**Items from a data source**

════════════════════

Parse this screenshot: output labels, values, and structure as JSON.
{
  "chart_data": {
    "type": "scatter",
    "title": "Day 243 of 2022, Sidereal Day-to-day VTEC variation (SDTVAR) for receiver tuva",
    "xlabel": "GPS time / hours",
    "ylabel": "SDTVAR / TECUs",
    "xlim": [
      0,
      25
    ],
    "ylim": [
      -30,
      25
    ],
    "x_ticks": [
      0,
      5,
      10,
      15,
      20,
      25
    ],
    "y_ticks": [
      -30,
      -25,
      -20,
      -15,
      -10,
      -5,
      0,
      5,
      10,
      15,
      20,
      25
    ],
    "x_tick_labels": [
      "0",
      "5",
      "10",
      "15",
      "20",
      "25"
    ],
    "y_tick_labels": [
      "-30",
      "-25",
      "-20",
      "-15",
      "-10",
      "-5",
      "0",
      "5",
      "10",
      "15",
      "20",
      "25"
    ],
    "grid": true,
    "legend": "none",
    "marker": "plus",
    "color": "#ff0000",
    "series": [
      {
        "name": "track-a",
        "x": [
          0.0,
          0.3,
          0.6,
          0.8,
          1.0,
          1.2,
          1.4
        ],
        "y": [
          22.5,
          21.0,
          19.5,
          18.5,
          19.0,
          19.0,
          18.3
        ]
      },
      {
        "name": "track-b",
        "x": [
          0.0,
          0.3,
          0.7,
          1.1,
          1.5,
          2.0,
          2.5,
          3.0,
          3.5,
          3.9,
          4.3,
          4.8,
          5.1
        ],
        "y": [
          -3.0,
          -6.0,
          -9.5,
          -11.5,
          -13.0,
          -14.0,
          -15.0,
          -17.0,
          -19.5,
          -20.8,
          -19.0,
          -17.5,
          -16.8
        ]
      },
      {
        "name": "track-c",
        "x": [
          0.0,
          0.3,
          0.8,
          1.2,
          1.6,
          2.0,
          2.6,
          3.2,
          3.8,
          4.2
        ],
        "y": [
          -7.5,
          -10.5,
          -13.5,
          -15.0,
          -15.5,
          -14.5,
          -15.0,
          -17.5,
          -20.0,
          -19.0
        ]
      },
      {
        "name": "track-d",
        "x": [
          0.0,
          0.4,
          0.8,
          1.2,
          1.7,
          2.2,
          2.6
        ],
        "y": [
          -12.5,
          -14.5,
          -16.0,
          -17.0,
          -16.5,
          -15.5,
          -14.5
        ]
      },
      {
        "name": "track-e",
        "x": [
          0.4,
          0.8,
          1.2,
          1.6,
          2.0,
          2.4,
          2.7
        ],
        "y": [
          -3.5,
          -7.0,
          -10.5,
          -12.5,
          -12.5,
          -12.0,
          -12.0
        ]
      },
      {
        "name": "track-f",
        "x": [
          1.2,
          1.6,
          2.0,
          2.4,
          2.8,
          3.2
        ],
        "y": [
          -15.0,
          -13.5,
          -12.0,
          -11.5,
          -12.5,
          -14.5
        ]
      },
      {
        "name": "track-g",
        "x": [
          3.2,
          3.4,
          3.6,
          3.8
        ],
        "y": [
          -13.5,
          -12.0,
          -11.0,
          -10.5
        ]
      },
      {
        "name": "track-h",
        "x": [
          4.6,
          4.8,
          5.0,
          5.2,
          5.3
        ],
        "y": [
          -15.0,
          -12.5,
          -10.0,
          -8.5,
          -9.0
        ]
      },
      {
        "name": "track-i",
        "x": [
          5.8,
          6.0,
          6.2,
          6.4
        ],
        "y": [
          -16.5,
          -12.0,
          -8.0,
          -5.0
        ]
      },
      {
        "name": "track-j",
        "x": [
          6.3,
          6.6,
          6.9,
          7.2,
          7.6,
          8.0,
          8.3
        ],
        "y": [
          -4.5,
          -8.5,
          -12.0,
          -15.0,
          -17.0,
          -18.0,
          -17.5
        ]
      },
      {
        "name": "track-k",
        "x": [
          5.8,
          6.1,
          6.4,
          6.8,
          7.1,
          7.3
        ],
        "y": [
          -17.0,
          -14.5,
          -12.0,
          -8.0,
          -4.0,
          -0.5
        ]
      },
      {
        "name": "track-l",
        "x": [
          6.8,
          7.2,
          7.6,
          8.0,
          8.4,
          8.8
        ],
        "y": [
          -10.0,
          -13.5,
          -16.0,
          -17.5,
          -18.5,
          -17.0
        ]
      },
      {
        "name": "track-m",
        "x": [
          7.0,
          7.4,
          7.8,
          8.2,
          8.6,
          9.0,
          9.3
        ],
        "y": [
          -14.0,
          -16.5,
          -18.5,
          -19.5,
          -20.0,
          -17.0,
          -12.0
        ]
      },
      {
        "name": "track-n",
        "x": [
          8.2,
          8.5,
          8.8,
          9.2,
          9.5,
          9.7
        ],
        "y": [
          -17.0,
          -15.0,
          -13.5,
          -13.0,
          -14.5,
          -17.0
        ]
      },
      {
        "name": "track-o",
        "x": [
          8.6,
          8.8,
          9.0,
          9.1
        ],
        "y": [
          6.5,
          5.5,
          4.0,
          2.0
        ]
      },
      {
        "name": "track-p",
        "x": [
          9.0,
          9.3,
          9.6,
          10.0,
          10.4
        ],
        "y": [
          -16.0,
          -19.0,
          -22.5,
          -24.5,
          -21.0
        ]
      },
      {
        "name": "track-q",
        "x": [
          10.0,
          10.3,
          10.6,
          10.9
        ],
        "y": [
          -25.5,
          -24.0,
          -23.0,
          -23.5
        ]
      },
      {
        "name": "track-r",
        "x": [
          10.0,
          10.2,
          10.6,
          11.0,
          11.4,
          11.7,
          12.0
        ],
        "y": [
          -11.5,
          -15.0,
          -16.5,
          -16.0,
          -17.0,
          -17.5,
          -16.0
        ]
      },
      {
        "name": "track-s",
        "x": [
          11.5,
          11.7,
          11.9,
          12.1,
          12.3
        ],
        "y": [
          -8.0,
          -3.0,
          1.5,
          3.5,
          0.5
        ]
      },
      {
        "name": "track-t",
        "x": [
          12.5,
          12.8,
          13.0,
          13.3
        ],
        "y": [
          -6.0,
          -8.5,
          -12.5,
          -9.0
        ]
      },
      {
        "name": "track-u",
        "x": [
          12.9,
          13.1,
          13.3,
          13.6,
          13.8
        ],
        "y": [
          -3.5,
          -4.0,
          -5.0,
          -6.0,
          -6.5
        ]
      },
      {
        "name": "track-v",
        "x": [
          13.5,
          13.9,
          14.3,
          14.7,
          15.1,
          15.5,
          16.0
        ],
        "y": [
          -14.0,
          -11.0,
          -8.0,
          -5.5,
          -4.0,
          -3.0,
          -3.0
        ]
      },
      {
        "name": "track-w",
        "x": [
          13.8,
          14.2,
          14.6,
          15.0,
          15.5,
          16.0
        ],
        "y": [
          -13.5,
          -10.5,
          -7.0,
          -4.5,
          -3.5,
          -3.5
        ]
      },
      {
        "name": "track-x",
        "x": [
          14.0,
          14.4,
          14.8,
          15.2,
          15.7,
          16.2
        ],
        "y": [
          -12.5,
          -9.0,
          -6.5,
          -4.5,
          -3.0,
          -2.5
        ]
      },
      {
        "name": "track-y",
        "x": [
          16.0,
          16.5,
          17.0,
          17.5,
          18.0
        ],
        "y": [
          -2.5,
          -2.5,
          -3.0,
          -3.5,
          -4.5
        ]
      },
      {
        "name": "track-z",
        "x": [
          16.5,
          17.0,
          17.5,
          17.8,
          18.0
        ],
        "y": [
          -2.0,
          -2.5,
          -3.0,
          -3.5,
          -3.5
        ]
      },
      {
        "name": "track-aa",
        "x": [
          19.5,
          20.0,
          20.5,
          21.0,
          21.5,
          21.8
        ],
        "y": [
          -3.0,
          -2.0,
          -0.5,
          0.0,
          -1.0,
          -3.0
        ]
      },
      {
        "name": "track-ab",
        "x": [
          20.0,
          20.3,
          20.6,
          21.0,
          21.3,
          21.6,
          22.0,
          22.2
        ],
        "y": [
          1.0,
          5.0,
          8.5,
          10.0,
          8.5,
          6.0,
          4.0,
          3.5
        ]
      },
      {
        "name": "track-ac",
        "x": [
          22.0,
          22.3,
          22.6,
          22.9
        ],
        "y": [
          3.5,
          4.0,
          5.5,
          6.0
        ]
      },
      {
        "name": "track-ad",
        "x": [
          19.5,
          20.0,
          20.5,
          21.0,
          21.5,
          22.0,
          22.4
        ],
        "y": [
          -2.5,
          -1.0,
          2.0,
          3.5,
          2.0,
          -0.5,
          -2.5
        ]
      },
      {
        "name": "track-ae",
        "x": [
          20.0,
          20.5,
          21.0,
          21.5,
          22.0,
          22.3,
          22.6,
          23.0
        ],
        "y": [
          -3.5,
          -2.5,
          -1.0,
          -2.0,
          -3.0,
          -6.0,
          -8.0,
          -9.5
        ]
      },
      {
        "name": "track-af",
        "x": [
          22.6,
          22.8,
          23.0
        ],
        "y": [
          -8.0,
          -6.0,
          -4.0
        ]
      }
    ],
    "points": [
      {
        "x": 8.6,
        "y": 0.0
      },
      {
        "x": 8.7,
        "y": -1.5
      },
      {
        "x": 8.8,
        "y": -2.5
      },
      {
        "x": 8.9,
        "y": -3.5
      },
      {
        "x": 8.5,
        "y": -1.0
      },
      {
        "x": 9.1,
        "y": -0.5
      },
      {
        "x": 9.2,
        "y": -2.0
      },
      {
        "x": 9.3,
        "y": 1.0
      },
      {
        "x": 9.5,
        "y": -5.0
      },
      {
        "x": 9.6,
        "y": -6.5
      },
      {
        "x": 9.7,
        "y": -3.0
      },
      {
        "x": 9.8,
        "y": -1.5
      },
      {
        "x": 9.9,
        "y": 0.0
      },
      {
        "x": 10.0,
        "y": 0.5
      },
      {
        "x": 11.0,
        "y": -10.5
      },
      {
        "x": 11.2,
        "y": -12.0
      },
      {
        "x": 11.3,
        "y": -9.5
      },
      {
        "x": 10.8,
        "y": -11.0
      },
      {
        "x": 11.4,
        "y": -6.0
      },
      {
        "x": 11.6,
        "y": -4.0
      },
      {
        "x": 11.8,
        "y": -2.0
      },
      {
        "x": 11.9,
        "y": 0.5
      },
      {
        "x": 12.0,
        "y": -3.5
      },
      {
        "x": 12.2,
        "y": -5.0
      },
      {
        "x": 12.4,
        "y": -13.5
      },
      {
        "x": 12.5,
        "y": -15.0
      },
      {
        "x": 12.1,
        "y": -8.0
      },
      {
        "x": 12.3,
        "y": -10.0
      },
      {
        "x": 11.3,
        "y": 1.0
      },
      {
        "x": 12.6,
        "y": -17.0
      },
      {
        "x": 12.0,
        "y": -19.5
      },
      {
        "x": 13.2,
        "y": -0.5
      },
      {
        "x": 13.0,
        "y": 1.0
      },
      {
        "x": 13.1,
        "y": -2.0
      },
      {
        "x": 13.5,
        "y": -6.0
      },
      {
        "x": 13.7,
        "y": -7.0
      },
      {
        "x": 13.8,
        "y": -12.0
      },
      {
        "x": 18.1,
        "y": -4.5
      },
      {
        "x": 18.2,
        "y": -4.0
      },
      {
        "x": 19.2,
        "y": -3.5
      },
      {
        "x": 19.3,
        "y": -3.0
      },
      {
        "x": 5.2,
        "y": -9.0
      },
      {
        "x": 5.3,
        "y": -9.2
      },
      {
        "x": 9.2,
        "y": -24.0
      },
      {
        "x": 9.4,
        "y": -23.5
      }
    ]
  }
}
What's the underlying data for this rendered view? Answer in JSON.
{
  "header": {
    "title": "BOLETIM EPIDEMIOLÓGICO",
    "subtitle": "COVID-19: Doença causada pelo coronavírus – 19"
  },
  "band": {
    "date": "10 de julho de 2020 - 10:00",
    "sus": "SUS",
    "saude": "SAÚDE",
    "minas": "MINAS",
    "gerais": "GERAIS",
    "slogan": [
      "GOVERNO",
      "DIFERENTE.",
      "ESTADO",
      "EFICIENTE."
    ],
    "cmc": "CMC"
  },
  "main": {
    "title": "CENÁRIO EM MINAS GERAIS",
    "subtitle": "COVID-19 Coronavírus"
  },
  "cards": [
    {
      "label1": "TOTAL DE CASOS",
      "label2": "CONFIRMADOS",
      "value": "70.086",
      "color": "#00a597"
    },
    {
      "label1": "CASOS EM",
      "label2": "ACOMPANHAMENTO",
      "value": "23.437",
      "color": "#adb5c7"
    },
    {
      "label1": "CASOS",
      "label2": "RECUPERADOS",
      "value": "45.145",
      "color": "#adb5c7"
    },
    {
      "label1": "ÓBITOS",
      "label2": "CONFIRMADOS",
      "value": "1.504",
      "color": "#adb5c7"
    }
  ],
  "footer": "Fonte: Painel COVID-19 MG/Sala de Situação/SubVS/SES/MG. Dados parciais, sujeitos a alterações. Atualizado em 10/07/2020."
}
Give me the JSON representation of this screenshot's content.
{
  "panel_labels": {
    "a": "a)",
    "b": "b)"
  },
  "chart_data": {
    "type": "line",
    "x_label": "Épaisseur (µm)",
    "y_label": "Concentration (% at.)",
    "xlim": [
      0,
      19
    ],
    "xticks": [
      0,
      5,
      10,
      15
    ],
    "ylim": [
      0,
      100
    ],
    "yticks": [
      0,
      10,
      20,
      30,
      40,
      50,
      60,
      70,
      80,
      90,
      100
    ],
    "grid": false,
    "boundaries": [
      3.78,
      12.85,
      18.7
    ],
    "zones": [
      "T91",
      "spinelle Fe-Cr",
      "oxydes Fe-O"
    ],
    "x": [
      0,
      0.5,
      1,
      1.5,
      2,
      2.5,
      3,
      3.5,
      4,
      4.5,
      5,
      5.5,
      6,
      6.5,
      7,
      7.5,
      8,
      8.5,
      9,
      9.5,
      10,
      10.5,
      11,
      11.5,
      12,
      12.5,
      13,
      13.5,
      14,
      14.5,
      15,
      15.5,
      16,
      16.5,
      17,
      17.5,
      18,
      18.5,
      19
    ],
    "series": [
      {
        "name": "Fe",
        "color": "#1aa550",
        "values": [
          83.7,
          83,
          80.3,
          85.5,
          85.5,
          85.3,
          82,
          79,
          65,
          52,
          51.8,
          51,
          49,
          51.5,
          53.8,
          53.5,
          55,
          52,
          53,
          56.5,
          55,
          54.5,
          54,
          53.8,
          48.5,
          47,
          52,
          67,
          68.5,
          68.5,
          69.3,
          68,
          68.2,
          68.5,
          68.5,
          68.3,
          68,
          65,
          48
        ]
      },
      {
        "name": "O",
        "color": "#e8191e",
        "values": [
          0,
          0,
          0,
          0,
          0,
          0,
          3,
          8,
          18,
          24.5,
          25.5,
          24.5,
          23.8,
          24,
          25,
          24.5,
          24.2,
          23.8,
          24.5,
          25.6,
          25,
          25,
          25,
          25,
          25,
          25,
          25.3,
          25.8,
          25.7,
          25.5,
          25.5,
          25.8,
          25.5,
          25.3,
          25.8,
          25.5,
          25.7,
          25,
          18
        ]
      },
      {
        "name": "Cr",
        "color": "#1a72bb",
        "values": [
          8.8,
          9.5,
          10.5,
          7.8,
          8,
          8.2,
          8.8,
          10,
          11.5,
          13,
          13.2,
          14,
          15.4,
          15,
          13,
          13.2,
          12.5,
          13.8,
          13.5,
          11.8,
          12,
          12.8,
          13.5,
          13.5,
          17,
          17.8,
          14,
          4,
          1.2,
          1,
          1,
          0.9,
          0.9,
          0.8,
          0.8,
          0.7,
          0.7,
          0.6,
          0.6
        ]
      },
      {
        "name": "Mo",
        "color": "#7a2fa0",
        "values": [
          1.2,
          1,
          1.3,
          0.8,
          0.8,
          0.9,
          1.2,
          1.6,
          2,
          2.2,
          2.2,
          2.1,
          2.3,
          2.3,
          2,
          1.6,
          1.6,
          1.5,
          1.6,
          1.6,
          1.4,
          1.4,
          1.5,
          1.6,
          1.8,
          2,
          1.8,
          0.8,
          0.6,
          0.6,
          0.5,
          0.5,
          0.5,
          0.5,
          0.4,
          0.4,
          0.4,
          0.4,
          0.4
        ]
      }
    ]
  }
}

════════════════════

**Stated goal**
Identify the lines above with the word "this". Copy them.

**Response to the task**
Parse this screenshot: output labels, values, and structure as JSON.
What's the underlying data for this rendered view? Answer in JSON.
Give me the JSON representation of this screenshot's content.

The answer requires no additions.